— begin ENTRIES SHOWN —

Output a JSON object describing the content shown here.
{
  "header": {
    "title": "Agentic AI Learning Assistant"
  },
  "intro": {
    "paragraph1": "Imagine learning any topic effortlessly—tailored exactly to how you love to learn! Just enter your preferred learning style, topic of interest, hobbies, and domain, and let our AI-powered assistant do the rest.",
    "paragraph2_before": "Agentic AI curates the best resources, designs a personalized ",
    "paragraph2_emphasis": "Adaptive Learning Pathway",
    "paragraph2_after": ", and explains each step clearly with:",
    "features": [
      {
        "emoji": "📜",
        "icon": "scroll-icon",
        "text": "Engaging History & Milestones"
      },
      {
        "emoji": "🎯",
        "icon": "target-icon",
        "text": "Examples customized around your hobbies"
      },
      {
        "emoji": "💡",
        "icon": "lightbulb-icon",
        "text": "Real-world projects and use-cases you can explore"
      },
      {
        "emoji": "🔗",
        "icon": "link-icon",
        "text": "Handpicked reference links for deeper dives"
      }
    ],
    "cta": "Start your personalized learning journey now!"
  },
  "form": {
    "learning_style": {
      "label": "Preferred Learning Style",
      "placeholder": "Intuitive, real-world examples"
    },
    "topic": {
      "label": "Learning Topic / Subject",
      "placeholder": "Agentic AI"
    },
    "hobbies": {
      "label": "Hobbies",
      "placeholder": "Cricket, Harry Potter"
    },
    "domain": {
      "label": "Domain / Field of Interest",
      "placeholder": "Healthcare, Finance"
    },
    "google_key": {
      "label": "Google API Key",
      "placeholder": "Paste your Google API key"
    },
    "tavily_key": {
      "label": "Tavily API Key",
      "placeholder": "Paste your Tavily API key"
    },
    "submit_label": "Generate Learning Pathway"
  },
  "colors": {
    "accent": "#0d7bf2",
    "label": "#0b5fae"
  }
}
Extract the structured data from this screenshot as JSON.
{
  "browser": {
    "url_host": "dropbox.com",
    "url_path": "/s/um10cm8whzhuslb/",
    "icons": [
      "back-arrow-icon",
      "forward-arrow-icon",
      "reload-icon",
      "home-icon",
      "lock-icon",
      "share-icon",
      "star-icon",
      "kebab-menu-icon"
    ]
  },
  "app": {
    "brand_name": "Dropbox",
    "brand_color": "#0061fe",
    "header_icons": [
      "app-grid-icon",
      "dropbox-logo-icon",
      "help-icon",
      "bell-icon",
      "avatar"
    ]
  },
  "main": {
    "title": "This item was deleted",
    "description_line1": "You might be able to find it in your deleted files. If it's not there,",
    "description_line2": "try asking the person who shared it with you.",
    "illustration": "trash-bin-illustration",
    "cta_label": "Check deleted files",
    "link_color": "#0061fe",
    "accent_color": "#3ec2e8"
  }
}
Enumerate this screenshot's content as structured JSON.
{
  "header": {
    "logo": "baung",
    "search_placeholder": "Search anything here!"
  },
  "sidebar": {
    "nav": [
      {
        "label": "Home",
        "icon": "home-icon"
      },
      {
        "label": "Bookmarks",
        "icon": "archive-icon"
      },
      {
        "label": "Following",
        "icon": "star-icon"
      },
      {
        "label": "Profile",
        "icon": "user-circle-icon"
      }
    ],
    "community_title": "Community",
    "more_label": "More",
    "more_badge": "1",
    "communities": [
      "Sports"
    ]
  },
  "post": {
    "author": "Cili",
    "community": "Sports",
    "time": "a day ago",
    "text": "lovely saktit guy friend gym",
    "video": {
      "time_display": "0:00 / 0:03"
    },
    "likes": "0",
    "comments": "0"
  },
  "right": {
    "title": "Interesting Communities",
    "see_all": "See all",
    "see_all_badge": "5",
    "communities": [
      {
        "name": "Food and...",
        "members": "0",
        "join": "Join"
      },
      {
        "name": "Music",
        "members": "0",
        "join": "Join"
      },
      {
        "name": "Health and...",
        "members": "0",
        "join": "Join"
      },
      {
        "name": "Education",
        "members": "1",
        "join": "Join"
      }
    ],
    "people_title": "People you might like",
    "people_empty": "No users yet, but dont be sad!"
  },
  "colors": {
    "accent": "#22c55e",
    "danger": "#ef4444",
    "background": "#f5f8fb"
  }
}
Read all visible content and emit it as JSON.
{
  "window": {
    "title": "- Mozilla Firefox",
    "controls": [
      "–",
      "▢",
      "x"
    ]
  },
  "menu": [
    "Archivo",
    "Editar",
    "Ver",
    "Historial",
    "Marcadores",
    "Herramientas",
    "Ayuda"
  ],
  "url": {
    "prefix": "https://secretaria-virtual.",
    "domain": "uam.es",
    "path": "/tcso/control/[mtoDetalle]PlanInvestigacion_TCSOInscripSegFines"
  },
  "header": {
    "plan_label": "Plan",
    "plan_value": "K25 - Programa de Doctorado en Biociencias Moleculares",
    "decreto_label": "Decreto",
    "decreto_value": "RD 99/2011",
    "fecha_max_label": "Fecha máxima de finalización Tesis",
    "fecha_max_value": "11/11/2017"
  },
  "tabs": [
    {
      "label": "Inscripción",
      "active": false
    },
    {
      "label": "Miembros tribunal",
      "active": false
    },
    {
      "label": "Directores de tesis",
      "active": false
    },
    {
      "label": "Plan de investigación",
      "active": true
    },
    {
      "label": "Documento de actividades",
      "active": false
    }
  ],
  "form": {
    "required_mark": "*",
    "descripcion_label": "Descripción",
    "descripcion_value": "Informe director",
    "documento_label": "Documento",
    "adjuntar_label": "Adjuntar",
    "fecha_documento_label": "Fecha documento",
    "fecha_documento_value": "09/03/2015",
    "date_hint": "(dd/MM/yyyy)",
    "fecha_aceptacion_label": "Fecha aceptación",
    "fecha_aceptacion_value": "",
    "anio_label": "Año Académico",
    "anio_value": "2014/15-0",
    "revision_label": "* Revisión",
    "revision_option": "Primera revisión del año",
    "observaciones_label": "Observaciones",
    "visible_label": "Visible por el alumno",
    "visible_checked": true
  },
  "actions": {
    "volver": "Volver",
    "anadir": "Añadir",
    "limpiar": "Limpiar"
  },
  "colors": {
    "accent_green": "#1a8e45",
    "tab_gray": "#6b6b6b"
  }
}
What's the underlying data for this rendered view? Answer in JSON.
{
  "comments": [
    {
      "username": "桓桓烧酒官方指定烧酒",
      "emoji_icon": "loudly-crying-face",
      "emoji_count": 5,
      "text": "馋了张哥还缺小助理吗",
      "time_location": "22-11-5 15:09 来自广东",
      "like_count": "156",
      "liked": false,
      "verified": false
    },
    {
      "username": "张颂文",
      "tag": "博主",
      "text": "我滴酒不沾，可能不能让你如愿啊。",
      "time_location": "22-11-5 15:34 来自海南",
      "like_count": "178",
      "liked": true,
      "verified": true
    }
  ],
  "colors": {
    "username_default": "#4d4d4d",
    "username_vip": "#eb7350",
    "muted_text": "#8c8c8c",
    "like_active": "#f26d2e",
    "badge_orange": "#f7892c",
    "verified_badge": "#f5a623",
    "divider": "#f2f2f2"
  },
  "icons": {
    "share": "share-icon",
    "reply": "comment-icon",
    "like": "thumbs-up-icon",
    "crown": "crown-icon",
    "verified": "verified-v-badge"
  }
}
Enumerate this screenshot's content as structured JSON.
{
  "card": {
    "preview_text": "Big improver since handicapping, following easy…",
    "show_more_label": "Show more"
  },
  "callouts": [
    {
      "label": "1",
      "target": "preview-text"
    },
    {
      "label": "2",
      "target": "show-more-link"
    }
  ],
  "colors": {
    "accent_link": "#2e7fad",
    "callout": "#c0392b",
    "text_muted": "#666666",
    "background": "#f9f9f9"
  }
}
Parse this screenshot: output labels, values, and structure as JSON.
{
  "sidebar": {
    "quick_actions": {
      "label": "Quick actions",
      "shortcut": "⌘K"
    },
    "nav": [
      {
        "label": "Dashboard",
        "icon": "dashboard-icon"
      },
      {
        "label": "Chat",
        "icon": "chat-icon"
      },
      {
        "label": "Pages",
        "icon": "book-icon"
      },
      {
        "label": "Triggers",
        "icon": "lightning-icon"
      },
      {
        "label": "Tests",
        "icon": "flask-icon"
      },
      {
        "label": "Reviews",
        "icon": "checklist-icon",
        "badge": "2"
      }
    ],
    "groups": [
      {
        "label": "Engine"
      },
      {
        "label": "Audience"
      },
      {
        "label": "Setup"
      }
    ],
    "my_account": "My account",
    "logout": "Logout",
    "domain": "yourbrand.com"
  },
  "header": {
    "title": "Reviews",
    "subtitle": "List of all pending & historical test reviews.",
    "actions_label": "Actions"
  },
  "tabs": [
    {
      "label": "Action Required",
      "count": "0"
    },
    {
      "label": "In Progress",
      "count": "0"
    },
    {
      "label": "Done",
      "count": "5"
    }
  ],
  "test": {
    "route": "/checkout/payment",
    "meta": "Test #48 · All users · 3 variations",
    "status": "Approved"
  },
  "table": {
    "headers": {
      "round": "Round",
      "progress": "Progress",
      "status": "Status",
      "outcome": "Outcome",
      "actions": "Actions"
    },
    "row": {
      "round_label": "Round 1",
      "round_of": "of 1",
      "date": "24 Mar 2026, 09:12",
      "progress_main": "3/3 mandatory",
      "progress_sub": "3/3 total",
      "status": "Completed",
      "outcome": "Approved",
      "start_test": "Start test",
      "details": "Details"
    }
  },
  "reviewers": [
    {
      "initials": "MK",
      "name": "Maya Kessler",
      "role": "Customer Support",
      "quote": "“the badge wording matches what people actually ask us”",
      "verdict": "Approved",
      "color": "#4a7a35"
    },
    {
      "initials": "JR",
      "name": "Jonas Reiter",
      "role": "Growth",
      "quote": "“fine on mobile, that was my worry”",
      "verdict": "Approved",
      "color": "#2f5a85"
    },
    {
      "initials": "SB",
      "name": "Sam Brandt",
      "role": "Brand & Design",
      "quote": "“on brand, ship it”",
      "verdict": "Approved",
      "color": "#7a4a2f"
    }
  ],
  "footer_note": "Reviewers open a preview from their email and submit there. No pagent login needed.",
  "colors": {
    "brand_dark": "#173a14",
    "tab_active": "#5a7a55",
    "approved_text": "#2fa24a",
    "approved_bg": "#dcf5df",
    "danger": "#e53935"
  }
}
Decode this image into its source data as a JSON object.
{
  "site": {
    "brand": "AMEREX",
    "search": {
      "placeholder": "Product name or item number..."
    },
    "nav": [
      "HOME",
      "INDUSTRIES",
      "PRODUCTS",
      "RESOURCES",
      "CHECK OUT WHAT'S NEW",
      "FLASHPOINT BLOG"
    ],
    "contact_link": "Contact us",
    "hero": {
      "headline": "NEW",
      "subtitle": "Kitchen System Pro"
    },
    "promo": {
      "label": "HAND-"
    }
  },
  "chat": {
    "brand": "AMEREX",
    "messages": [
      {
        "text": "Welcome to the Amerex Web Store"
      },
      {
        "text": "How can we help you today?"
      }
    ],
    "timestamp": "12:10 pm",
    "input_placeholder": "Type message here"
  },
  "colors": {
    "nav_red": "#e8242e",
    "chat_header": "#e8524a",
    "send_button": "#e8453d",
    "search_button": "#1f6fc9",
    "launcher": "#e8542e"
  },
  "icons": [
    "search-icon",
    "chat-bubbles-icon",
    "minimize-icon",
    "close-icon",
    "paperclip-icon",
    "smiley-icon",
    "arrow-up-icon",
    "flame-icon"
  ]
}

— end ENTRIES SHOWN —

WHAT TO PRODUCE => In the listing, find each line with the string "initials" and copy it.

RESULT BELOW =>
      "initials": "MK",
      "initials": "JR",
      "initials": "SB",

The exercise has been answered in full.